Exercise task ▸ Extract every line below that contains the word "name".
━━━ Given records ━━━
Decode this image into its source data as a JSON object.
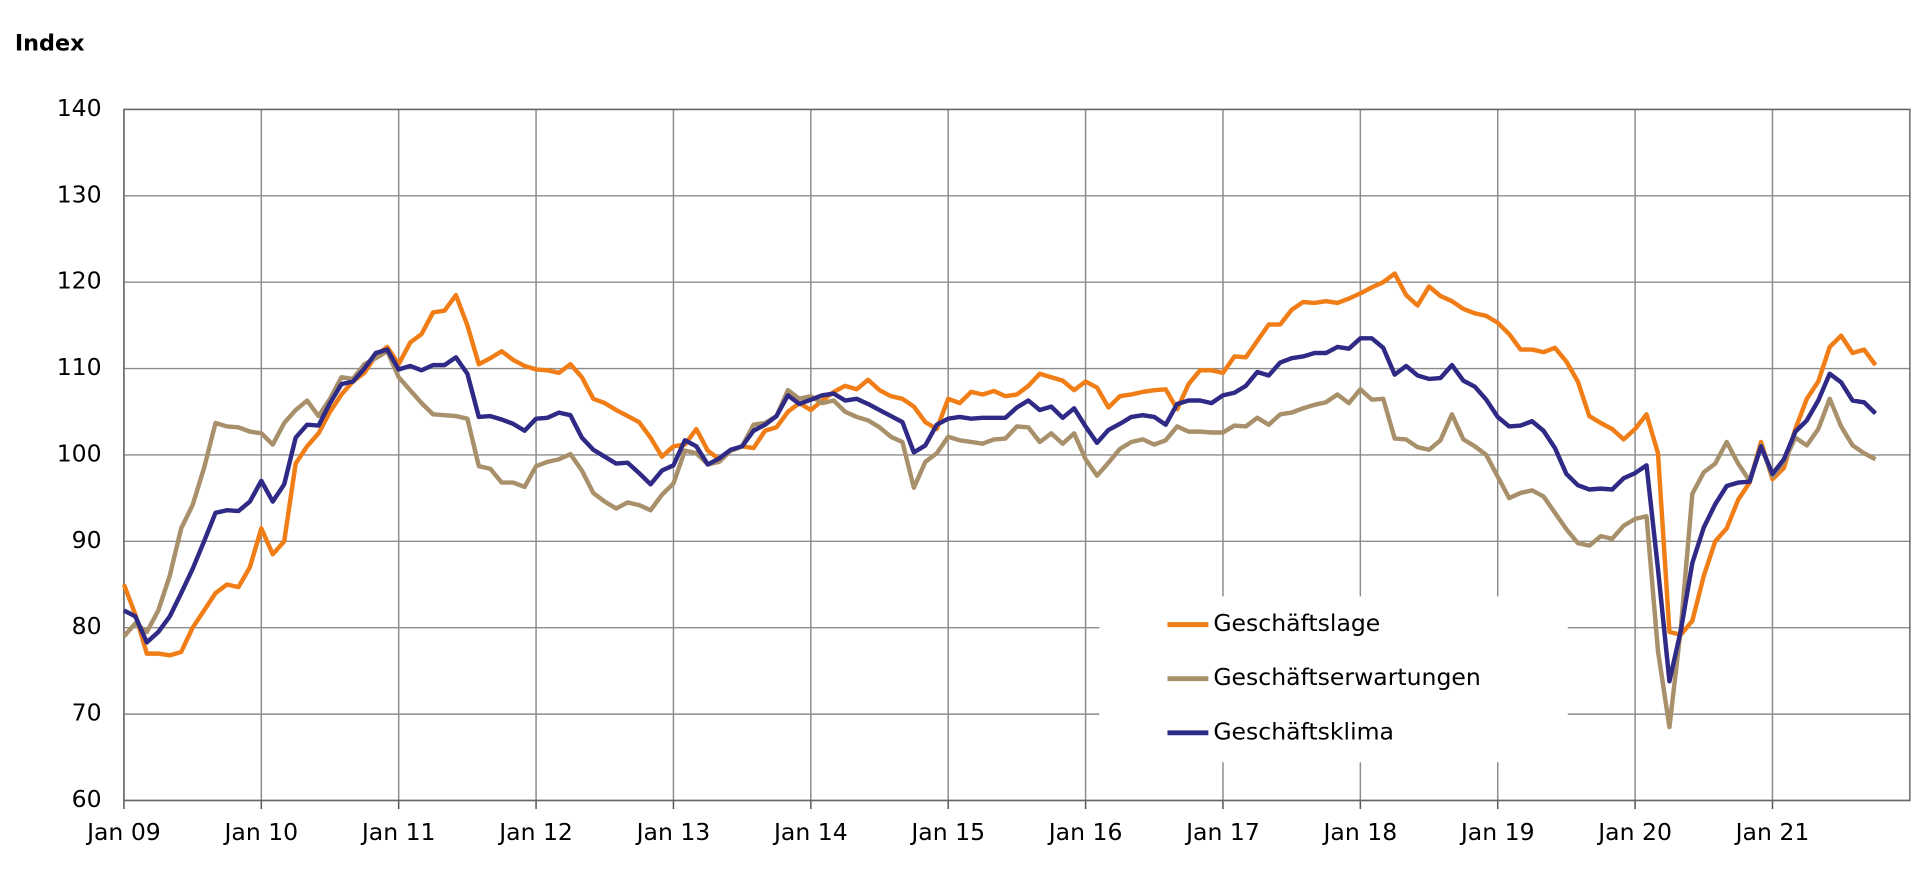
{
  "chart_data": {
    "type": "line",
    "ylabel": "Index",
    "categories": [
      "Jan 09",
      null,
      null,
      null,
      null,
      null,
      null,
      null,
      null,
      null,
      null,
      null,
      "Jan 10",
      null,
      null,
      null,
      null,
      null,
      null,
      null,
      null,
      null,
      null,
      null,
      "Jan 11",
      null,
      null,
      null,
      null,
      null,
      null,
      null,
      null,
      null,
      null,
      null,
      "Jan 12",
      null,
      null,
      null,
      null,
      null,
      null,
      null,
      null,
      null,
      null,
      null,
      "Jan 13",
      null,
      null,
      null,
      null,
      null,
      null,
      null,
      null,
      null,
      null,
      null,
      "Jan 14",
      null,
      null,
      null,
      null,
      null,
      null,
      null,
      null,
      null,
      null,
      null,
      "Jan 15",
      null,
      null,
      null,
      null,
      null,
      null,
      null,
      null,
      null,
      null,
      null,
      "Jan 16",
      null,
      null,
      null,
      null,
      null,
      null,
      null,
      null,
      null,
      null,
      null,
      "Jan 17",
      null,
      null,
      null,
      null,
      null,
      null,
      null,
      null,
      null,
      null,
      null,
      "Jan 18",
      null,
      null,
      null,
      null,
      null,
      null,
      null,
      null,
      null,
      null,
      null,
      "Jan 19",
      null,
      null,
      null,
      null,
      null,
      null,
      null,
      null,
      null,
      null,
      null,
      "Jan 20",
      null,
      null,
      null,
      null,
      null,
      null,
      null,
      null,
      null,
      null,
      null,
      "Jan 21",
      null,
      null,
      null,
      null,
      null,
      null,
      null,
      null,
      null,
      null,
      null
    ],
    "series": [
      {
        "name": "Geschäftslage",
        "color": "#f07d16",
        "values": [
          85,
          81.5,
          77,
          77,
          76.8,
          77.2,
          80,
          82,
          84,
          85,
          84.7,
          87,
          91.5,
          88.5,
          90,
          99,
          101,
          102.5,
          105,
          107,
          108.5,
          109.5,
          111.5,
          112.5,
          110.5,
          113,
          114,
          116.5,
          116.7,
          118.5,
          115,
          110.5,
          111.2,
          112,
          111,
          110.3,
          109.9,
          109.8,
          109.5,
          110.5,
          109,
          106.5,
          106,
          105.2,
          104.5,
          103.8,
          102,
          99.8,
          101,
          101.2,
          103,
          100.5,
          99.5,
          100.5,
          101,
          100.8,
          102.8,
          103.2,
          105,
          106,
          105.2,
          106.3,
          107.3,
          108,
          107.6,
          108.7,
          107.5,
          106.8,
          106.5,
          105.6,
          103.8,
          103,
          106.5,
          106,
          107.3,
          107,
          107.4,
          106.8,
          107,
          108,
          109.4,
          109,
          108.6,
          107.5,
          108.5,
          107.8,
          105.5,
          106.8,
          107,
          107.3,
          107.5,
          107.6,
          105.3,
          108.2,
          109.8,
          109.8,
          109.5,
          111.4,
          111.3,
          113.2,
          115.1,
          115.1,
          116.8,
          117.7,
          117.6,
          117.8,
          117.6,
          118.1,
          118.7,
          119.4,
          120,
          121,
          118.5,
          117.3,
          119.5,
          118.4,
          117.8,
          116.9,
          116.4,
          116.1,
          115.3,
          114,
          112.2,
          112.2,
          111.9,
          112.4,
          110.8,
          108.5,
          104.5,
          103.7,
          103,
          101.8,
          103,
          104.7,
          100.2,
          79.5,
          79.2,
          80.8,
          86,
          90,
          91.5,
          94.8,
          96.8,
          101.5,
          97.2,
          98.5,
          103,
          106.5,
          108.5,
          112.5,
          113.8,
          111.8,
          112.2,
          110.4,
          null,
          null
        ]
      },
      {
        "name": "Geschäftserwartungen",
        "color": "#a8906b",
        "values": [
          79,
          80.5,
          79.5,
          82,
          86,
          91.5,
          94.2,
          98.5,
          103.7,
          103.3,
          103.2,
          102.7,
          102.5,
          101.2,
          103.7,
          105.2,
          106.3,
          104.5,
          106.5,
          109,
          108.8,
          110.5,
          111.2,
          112,
          109,
          107.5,
          106,
          104.7,
          104.6,
          104.5,
          104.2,
          98.7,
          98.4,
          96.8,
          96.8,
          96.3,
          98.7,
          99.2,
          99.5,
          100.1,
          98.2,
          95.6,
          94.6,
          93.8,
          94.5,
          94.2,
          93.6,
          95.4,
          96.7,
          100.5,
          100.2,
          98.9,
          99.2,
          100.5,
          101,
          103.5,
          103.7,
          104.5,
          107.5,
          106.5,
          106.8,
          106,
          106.3,
          105,
          104.4,
          104,
          103.2,
          102.1,
          101.5,
          96.2,
          99.2,
          100.2,
          102.1,
          101.7,
          101.5,
          101.3,
          101.8,
          101.9,
          103.3,
          103.2,
          101.5,
          102.5,
          101.3,
          102.5,
          99.5,
          97.6,
          99.1,
          100.7,
          101.5,
          101.8,
          101.2,
          101.7,
          103.3,
          102.7,
          102.7,
          102.6,
          102.6,
          103.4,
          103.3,
          104.3,
          103.5,
          104.7,
          104.9,
          105.4,
          105.8,
          106.1,
          107,
          106,
          107.6,
          106.4,
          106.5,
          101.9,
          101.8,
          100.9,
          100.6,
          101.7,
          104.7,
          101.8,
          101,
          100,
          97.5,
          95,
          95.6,
          95.9,
          95.2,
          93.3,
          91.4,
          89.8,
          89.5,
          90.6,
          90.3,
          91.8,
          92.6,
          92.9,
          77.3,
          68.5,
          80,
          95.5,
          98,
          99,
          101.5,
          99,
          97,
          101.1,
          97.5,
          99.2,
          102,
          101.1,
          103,
          106.5,
          103.3,
          101.1,
          100.2,
          99.5,
          null,
          null
        ]
      },
      {
        "name": "Geschäftsklima",
        "color": "#2e2a85",
        "values": [
          82,
          81.3,
          78.3,
          79.5,
          81.3,
          84,
          86.8,
          90,
          93.3,
          93.6,
          93.5,
          94.6,
          97,
          94.6,
          96.6,
          102,
          103.5,
          103.4,
          106,
          108.2,
          108.5,
          110,
          111.8,
          112.2,
          109.9,
          110.3,
          109.8,
          110.4,
          110.4,
          111.3,
          109.4,
          104.4,
          104.5,
          104.1,
          103.6,
          102.8,
          104.2,
          104.3,
          104.9,
          104.6,
          102,
          100.6,
          99.8,
          99,
          99.1,
          97.9,
          96.6,
          98.2,
          98.8,
          101.7,
          101,
          98.9,
          99.6,
          100.6,
          101,
          102.8,
          103.5,
          104.5,
          106.9,
          105.9,
          106.4,
          106.9,
          107.1,
          106.3,
          106.5,
          105.9,
          105.2,
          104.5,
          103.8,
          100.3,
          101.1,
          103.5,
          104.2,
          104.4,
          104.2,
          104.3,
          104.3,
          104.3,
          105.5,
          106.3,
          105.2,
          105.6,
          104.3,
          105.4,
          103.3,
          101.4,
          102.9,
          103.6,
          104.4,
          104.6,
          104.4,
          103.5,
          105.9,
          106.3,
          106.3,
          106,
          106.9,
          107.2,
          108,
          109.6,
          109.2,
          110.7,
          111.2,
          111.4,
          111.8,
          111.8,
          112.5,
          112.3,
          113.5,
          113.5,
          112.4,
          109.3,
          110.3,
          109.2,
          108.8,
          108.9,
          110.4,
          108.6,
          107.9,
          106.4,
          104.4,
          103.3,
          103.4,
          103.9,
          102.8,
          100.8,
          97.8,
          96.5,
          96,
          96.1,
          96,
          97.3,
          97.9,
          98.8,
          86.8,
          73.8,
          79.7,
          87.5,
          91.6,
          94.3,
          96.4,
          96.8,
          96.9,
          101,
          97.8,
          99.5,
          102.7,
          104,
          106.3,
          109.4,
          108.4,
          106.3,
          106.1,
          104.8,
          null,
          null
        ]
      }
    ],
    "ylim": [
      60,
      140
    ],
    "yticks": [
      60,
      70,
      80,
      90,
      100,
      110,
      120,
      130,
      140
    ],
    "grid": true,
    "legend": "lower-center"
  }
}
━━━
Complete response ▸
        "name": "Geschäftslage",
        "name": "Geschäftserwartungen",
        "name": "Geschäftsklima",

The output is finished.